SOURCE
Developing solidified natural gas technology for natural gas storage

Developing solidified natural gas technology for natural gas storage

Associate Professor Linga demonstrating how safe it is to handle SNG; the dissociating cold water keeps the hand safe from the burning flame

Natural gas is the cleanest burning fossil fuel that meets stringent environmental norms to reduce carbon dioxide emissions. With the inevitable global shift to a natural gas-based economy, there is an increasing need to develop technologies to store natural gas on a large scale. Where pipelines are absent, liquefied natural gas (LNG) becomes an efficient medium to transport natural gas for long distance due to its high volumetric capacity (600 v/v). However, natural gas cannot be stored as LNG due to its continuous boil-off problem (due to heat transfer) and high cooling cost requirements. On the other hand, compressed natural gas (CNG) requires high pressure for storage, and this poses a high risk for large scale natural gas storage.

In Singapore, about 97 per cent of electricity is generated from natural gas fired at the power plants. Hence, effective and efficient natural gas storage is of high national importance for Singapore’s energy security and resilience.

DATA EXCERPTS
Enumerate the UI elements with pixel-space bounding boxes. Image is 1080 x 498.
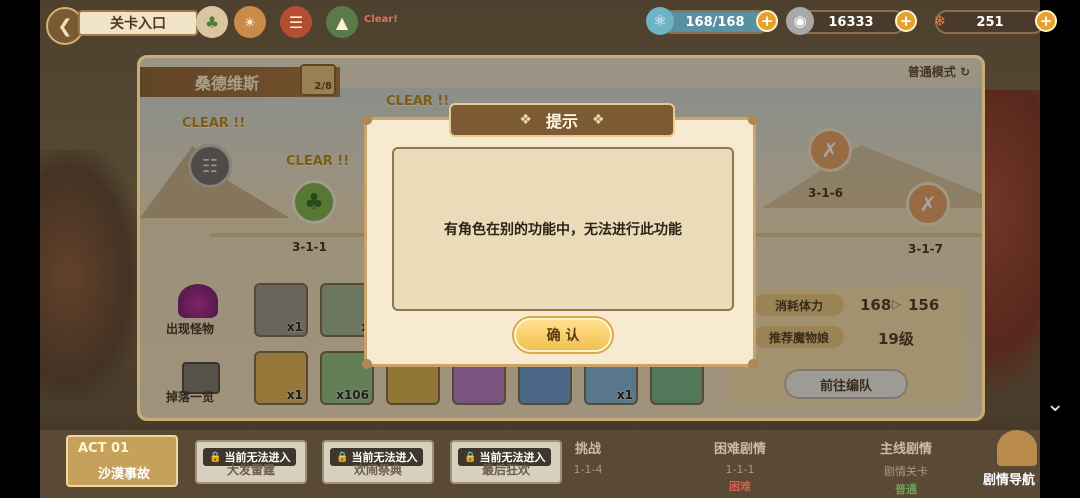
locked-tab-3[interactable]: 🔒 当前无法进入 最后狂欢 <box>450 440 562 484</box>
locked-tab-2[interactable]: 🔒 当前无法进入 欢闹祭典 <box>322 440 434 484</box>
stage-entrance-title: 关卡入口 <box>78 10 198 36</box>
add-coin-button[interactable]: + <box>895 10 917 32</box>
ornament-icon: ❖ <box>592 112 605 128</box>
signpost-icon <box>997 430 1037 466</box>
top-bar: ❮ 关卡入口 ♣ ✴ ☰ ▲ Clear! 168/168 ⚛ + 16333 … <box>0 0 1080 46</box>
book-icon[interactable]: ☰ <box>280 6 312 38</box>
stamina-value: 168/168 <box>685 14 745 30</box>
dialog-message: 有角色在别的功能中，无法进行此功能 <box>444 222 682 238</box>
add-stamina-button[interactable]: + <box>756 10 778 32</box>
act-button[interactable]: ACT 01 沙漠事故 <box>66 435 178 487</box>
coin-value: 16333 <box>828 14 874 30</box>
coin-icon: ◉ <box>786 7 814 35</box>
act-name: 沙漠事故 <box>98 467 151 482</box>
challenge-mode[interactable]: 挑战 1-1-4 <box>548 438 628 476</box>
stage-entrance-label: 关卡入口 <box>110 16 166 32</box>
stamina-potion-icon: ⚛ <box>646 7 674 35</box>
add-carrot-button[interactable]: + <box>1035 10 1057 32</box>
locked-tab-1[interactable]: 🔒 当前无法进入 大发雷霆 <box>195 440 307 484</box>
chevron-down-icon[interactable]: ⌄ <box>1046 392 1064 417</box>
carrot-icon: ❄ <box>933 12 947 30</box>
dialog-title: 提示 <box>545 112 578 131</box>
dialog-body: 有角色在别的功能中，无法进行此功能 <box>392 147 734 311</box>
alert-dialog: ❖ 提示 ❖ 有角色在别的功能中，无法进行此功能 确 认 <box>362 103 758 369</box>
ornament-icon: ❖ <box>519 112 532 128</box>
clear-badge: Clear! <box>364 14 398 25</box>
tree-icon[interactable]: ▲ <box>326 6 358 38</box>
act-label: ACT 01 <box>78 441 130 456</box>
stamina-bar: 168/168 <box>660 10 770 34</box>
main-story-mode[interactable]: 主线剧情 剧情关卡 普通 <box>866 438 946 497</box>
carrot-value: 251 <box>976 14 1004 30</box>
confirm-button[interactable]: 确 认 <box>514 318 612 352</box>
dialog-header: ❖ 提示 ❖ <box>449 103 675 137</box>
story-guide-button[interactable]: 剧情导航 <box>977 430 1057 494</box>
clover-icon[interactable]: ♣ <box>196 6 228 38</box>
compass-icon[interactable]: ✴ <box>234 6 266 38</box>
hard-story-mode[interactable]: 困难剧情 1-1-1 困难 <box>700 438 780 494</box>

JOBS
A) In the solidified natural gas article:
(i) What volumetric capacity does it give for LNG?
(ii) What two reasons does it give for why natural gas cannot be stored as LNG?
(iii) About what share of Singapore's electricity is generated from natural gas?
B) Could you carry on the solidified natural gas article from where its last sentence ends?

TASK RESULTS
A)
(i) 600 v/v
(ii) Its continuous boil-off problem, caused by heat transfer, and high cooling cost requirements
(iii) About 97 per cent

B)
A team from the NUS Centre for Energy Research and Technology (CERT) led by Praveen Linga, an Associate Professor of Chemical and Biomolecular Engineering, is developing Solidified Natural Gas (SNG) technology that can overcome challenges in storing natural gas to provide energy to Singapore. This research project is funded in part under the Energy Innovation Research Programme (EIRP), which is administrated by the Energy Market Authority (EMA), and funded by the National Research Foundation (NRF) and Industry Partner, Lloyds Register Global Technology Centre Singapore.

SNG technology involves the storage of natural gas in the form of ‘gas hydrates’, which comprise cages made up of water molecules that serve as host to store guest gas molecules like methane at certain pressure and temperature conditions. The guest gas is stored in its original molecular form, and held only by weak physical bonds inside hydrate cages, enabling easy recovery of pure gas that can be readily used for suitable applications.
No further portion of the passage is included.